_WHAT TO WORK ON_: Nothing but the line with "Give me the JSON representation of this screenshot's text" and the lines after it, through the end of the records below, is to be repeated, exactly as it is.

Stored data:

----

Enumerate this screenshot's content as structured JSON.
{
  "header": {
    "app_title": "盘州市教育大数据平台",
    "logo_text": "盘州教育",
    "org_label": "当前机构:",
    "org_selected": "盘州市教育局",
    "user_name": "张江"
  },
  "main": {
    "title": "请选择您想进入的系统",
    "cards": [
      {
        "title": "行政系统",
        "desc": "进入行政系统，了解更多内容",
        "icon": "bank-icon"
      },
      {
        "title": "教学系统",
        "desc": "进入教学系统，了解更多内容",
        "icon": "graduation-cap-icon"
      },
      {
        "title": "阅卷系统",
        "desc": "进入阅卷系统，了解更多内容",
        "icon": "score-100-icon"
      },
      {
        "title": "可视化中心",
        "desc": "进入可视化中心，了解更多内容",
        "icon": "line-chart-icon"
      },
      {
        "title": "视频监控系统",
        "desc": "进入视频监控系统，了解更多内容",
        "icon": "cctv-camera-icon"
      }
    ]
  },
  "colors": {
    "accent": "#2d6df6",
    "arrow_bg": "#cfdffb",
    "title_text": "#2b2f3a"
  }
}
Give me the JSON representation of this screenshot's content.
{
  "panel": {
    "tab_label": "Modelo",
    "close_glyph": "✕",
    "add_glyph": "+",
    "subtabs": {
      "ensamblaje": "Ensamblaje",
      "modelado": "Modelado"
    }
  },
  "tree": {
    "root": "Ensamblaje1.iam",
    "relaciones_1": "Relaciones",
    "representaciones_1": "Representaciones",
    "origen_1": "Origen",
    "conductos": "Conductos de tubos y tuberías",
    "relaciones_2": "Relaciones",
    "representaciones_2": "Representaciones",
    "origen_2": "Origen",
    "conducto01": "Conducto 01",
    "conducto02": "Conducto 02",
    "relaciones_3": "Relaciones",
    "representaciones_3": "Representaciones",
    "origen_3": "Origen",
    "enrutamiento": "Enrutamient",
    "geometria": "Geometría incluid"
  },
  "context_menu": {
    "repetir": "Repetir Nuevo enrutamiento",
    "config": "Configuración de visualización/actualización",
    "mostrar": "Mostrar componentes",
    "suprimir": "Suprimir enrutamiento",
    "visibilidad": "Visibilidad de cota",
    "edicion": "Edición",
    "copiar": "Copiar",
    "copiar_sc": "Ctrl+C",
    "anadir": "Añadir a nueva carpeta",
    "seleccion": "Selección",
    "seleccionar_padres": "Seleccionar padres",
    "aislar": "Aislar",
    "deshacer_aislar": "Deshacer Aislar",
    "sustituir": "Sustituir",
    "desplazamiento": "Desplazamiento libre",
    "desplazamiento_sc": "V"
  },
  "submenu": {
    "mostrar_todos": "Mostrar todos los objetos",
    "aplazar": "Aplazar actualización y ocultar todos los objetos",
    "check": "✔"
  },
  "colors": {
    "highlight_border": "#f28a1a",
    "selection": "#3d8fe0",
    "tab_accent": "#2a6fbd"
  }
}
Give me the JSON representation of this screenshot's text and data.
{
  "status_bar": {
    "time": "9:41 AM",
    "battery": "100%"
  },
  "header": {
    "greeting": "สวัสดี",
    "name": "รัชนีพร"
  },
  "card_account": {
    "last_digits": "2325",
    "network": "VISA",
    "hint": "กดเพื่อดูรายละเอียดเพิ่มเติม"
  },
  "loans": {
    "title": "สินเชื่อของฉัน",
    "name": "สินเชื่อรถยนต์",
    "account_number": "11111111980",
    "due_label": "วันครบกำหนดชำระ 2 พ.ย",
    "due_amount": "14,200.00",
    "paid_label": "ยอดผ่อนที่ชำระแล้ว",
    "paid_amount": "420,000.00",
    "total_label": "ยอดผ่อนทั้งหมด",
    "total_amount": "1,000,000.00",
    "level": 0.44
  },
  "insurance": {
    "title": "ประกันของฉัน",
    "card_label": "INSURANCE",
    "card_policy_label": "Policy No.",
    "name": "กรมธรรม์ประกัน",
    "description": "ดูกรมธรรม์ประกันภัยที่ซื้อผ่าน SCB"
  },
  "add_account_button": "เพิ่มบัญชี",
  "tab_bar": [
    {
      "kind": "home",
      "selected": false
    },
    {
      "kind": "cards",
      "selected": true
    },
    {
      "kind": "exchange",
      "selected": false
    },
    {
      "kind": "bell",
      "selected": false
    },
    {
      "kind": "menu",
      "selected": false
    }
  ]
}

----

_WRITTEN ANSWER_:
Give me the JSON representation of this screenshot's text and data.
{
  "status_bar": {
    "time": "9:41 AM",
    "battery": "100%"
  },
  "header": {
    "greeting": "สวัสดี",
    "name": "รัชนีพร"
  },
  "card_account": {
    "last_digits": "2325",
    "network": "VISA",
    "hint": "กดเพื่อดูรายละเอียดเพิ่มเติม"
  },
  "loans": {
    "title": "สินเชื่อของฉัน",
    "name": "สินเชื่อรถยนต์",
    "account_number": "11111111980",
    "due_label": "วันครบกำหนดชำระ 2 พ.ย",
    "due_amount": "14,200.00",
    "paid_label": "ยอดผ่อนที่ชำระแล้ว",
    "paid_amount": "420,000.00",
    "total_label": "ยอดผ่อนทั้งหมด",
    "total_amount": "1,000,000.00",
    "level": 0.44
  },
  "insurance": {
    "title": "ประกันของฉัน",
    "card_label": "INSURANCE",
    "card_policy_label": "Policy No.",
    "name": "กรมธรรม์ประกัน",
    "description": "ดูกรมธรรม์ประกันภัยที่ซื้อผ่าน SCB"
  },
  "add_account_button": "เพิ่มบัญชี",
  "tab_bar": [
    {
      "kind": "home",
      "selected": false
    },
    {
      "kind": "cards",
      "selected": true
    },
    {
      "kind": "exchange",
      "selected": false
    },
    {
      "kind": "bell",
      "selected": false
    },
    {
      "kind": "menu",
      "selected": false
    }
  ]
}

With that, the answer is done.